What the task requires -> Sift the listing for lines that hold the string "marker" and pull them out.

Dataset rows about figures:
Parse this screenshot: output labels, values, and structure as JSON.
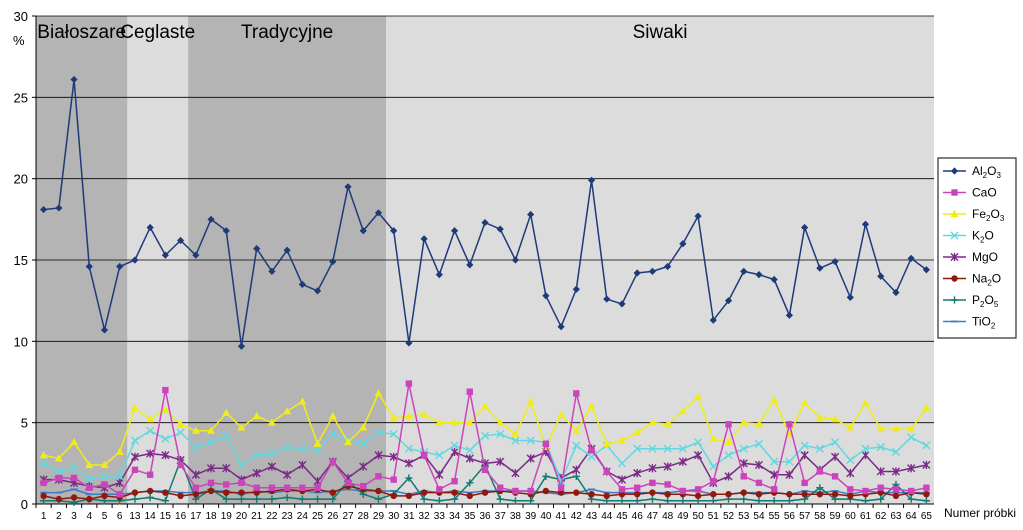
{
  "chart_data": {
    "type": "line",
    "ylabel_unit": "%",
    "xlabel": "Numer próbki",
    "ylim": [
      0,
      30
    ],
    "yticks": [
      0,
      5,
      10,
      15,
      20,
      25,
      30
    ],
    "grid": true,
    "legend_position": "right",
    "x": [
      "1",
      "2",
      "3",
      "4",
      "5",
      "6",
      "13",
      "14",
      "15",
      "16",
      "17",
      "18",
      "19",
      "20",
      "21",
      "22",
      "23",
      "24",
      "25",
      "26",
      "27",
      "28",
      "29",
      "30",
      "31",
      "32",
      "33",
      "34",
      "35",
      "36",
      "37",
      "38",
      "39",
      "40",
      "41",
      "42",
      "43",
      "44",
      "45",
      "46",
      "47",
      "48",
      "49",
      "50",
      "51",
      "52",
      "53",
      "54",
      "55",
      "56",
      "57",
      "58",
      "59",
      "60",
      "61",
      "62",
      "63",
      "64",
      "65"
    ],
    "regions": [
      {
        "label": "Białoszare",
        "from": 1,
        "to": 6,
        "color": "#b4b4b4"
      },
      {
        "label": "Ceglaste",
        "from": 7,
        "to": 10,
        "color": "#dcdcdc"
      },
      {
        "label": "Tradycyjne",
        "from": 11,
        "to": 23,
        "color": "#b4b4b4"
      },
      {
        "label": "Siwaki",
        "from": 24,
        "to": 59,
        "color": "#dcdcdc"
      }
    ],
    "series": [
      {
        "name": "Al2O3",
        "name_main": "Al",
        "name_sub1": "2",
        "name_mid": "O",
        "name_sub2": "3",
        "color": "#1f3a78",
        "marker": "diamond",
        "values": [
          18.1,
          18.2,
          26.1,
          14.6,
          10.7,
          14.6,
          15.0,
          17.0,
          15.3,
          16.2,
          15.3,
          17.5,
          16.8,
          9.7,
          15.7,
          14.3,
          15.6,
          13.5,
          13.1,
          14.9,
          19.5,
          16.8,
          17.9,
          16.8,
          9.9,
          16.3,
          14.1,
          16.8,
          14.7,
          17.3,
          16.9,
          15.0,
          17.8,
          12.8,
          10.9,
          13.2,
          19.9,
          12.6,
          12.3,
          14.2,
          14.3,
          14.6,
          16.0,
          17.7,
          11.3,
          12.5,
          14.3,
          14.1,
          13.8,
          11.6,
          17.0,
          14.5,
          14.9,
          12.7,
          17.2,
          14.0,
          13.0,
          15.1,
          14.4
        ]
      },
      {
        "name": "CaO",
        "name_main": "CaO",
        "name_sub1": "",
        "name_mid": "",
        "name_sub2": "",
        "color": "#cc44bb",
        "marker": "square",
        "values": [
          1.3,
          1.6,
          1.6,
          1.0,
          1.2,
          0.6,
          2.1,
          1.8,
          7.0,
          2.4,
          1.0,
          1.3,
          1.2,
          1.3,
          1.0,
          1.0,
          1.0,
          1.0,
          1.0,
          2.6,
          1.3,
          1.1,
          1.7,
          1.5,
          7.4,
          3.0,
          0.9,
          1.4,
          6.9,
          2.1,
          1.0,
          0.8,
          0.8,
          3.7,
          1.0,
          6.8,
          3.3,
          2.0,
          0.9,
          1.0,
          1.3,
          1.2,
          0.8,
          0.9,
          1.4,
          4.9,
          1.7,
          1.3,
          0.9,
          4.9,
          1.3,
          2.0,
          1.7,
          0.9,
          0.8,
          1.0,
          0.9,
          0.8,
          1.0
        ]
      },
      {
        "name": "Fe2O3",
        "name_main": "Fe",
        "name_sub1": "2",
        "name_mid": "O",
        "name_sub2": "3",
        "color": "#f0ec1a",
        "marker": "triangle",
        "values": [
          3.0,
          2.8,
          3.8,
          2.4,
          2.4,
          3.2,
          5.9,
          5.2,
          5.8,
          4.9,
          4.5,
          4.5,
          5.6,
          4.7,
          5.4,
          5.0,
          5.7,
          6.3,
          3.7,
          5.4,
          3.8,
          4.7,
          6.8,
          5.3,
          5.4,
          5.5,
          5.0,
          5.0,
          5.0,
          6.0,
          5.0,
          4.3,
          6.3,
          3.5,
          5.5,
          4.5,
          6.0,
          3.7,
          3.9,
          4.4,
          5.0,
          4.9,
          5.7,
          6.6,
          4.0,
          3.8,
          5.0,
          4.9,
          6.4,
          4.3,
          6.2,
          5.3,
          5.2,
          4.7,
          6.2,
          4.6,
          4.6,
          4.6,
          5.9
        ]
      },
      {
        "name": "K2O",
        "name_main": "K",
        "name_sub1": "2",
        "name_mid": "O",
        "name_sub2": "",
        "color": "#5fd8e0",
        "marker": "x",
        "values": [
          2.5,
          2.0,
          2.2,
          1.5,
          1.7,
          1.7,
          3.9,
          4.5,
          4.0,
          4.4,
          3.5,
          3.8,
          4.2,
          2.4,
          3.0,
          3.1,
          3.5,
          3.4,
          3.3,
          4.3,
          3.9,
          3.7,
          4.4,
          4.3,
          3.4,
          3.2,
          3.0,
          3.6,
          3.3,
          4.2,
          4.3,
          3.9,
          3.9,
          3.8,
          1.4,
          3.6,
          2.9,
          3.6,
          2.5,
          3.4,
          3.4,
          3.4,
          3.4,
          3.8,
          2.3,
          3.0,
          3.4,
          3.7,
          2.6,
          2.6,
          3.6,
          3.4,
          3.8,
          2.7,
          3.4,
          3.5,
          3.2,
          4.1,
          3.6
        ]
      },
      {
        "name": "MgO",
        "name_main": "MgO",
        "name_sub1": "",
        "name_mid": "",
        "name_sub2": "",
        "color": "#7a2a86",
        "marker": "star",
        "values": [
          1.5,
          1.5,
          1.3,
          1.1,
          1.0,
          1.3,
          2.9,
          3.1,
          3.0,
          2.7,
          1.8,
          2.2,
          2.2,
          1.5,
          1.9,
          2.3,
          1.8,
          2.4,
          1.4,
          2.6,
          1.6,
          2.3,
          3.0,
          2.9,
          2.5,
          3.0,
          1.8,
          3.2,
          2.8,
          2.5,
          2.6,
          1.9,
          2.8,
          3.2,
          1.6,
          2.1,
          3.4,
          2.0,
          1.5,
          1.9,
          2.2,
          2.3,
          2.6,
          3.0,
          1.3,
          1.7,
          2.5,
          2.4,
          1.8,
          1.8,
          3.0,
          2.1,
          2.9,
          1.9,
          3.0,
          2.0,
          2.0,
          2.2,
          2.4
        ]
      },
      {
        "name": "Na2O",
        "name_main": "Na",
        "name_sub1": "2",
        "name_mid": "O",
        "name_sub2": "",
        "color": "#8e1a0e",
        "marker": "circle",
        "values": [
          0.5,
          0.3,
          0.4,
          0.3,
          0.5,
          0.4,
          0.7,
          0.8,
          0.7,
          0.5,
          0.6,
          0.8,
          0.7,
          0.7,
          0.7,
          0.8,
          0.9,
          0.8,
          0.9,
          0.7,
          1.1,
          0.9,
          0.8,
          0.5,
          0.5,
          0.7,
          0.7,
          0.7,
          0.5,
          0.7,
          0.8,
          0.7,
          0.6,
          0.8,
          0.7,
          0.7,
          0.6,
          0.5,
          0.6,
          0.6,
          0.7,
          0.6,
          0.6,
          0.5,
          0.6,
          0.6,
          0.7,
          0.6,
          0.7,
          0.6,
          0.6,
          0.6,
          0.6,
          0.5,
          0.6,
          0.7,
          0.5,
          0.7,
          0.6
        ]
      },
      {
        "name": "P2O5",
        "name_main": "P",
        "name_sub1": "2",
        "name_mid": "O",
        "name_sub2": "5",
        "color": "#127a72",
        "marker": "plus",
        "values": [
          0.2,
          0.2,
          0.1,
          0.3,
          0.2,
          0.2,
          0.3,
          0.4,
          0.2,
          2.7,
          0.3,
          0.9,
          0.3,
          0.3,
          0.3,
          0.3,
          0.4,
          0.3,
          0.3,
          0.3,
          1.4,
          0.6,
          0.3,
          0.6,
          1.6,
          0.3,
          0.2,
          0.3,
          1.3,
          2.4,
          0.3,
          0.2,
          0.2,
          1.7,
          1.5,
          1.7,
          0.3,
          0.2,
          0.2,
          0.2,
          0.3,
          0.2,
          0.2,
          0.2,
          0.2,
          0.3,
          0.3,
          0.2,
          0.2,
          0.2,
          0.3,
          1.0,
          0.3,
          0.3,
          0.2,
          0.3,
          1.2,
          0.3,
          0.2
        ]
      },
      {
        "name": "TiO2",
        "name_main": "TiO",
        "name_sub1": "",
        "name_mid": "",
        "name_sub2": "2",
        "color": "#3f7bc9",
        "marker": "dash",
        "values": [
          0.7,
          0.7,
          0.9,
          0.6,
          0.6,
          0.6,
          0.7,
          0.8,
          0.8,
          0.7,
          0.7,
          0.8,
          0.8,
          0.6,
          0.8,
          0.7,
          0.8,
          0.8,
          0.7,
          0.8,
          0.9,
          0.8,
          0.8,
          0.8,
          0.6,
          0.8,
          0.7,
          0.8,
          0.7,
          0.8,
          0.8,
          0.8,
          0.8,
          0.7,
          0.6,
          0.7,
          0.9,
          0.7,
          0.7,
          0.7,
          0.7,
          0.7,
          0.8,
          0.8,
          0.6,
          0.6,
          0.7,
          0.7,
          0.7,
          0.6,
          0.8,
          0.7,
          0.8,
          0.6,
          0.8,
          0.7,
          0.7,
          0.7,
          0.7
        ]
      }
    ]
  }
}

Exercise output ->
        "marker": "diamond",
        "marker": "square",
        "marker": "triangle",
        "marker": "x",
        "marker": "star",
        "marker": "circle",
        "marker": "plus",
        "marker": "dash",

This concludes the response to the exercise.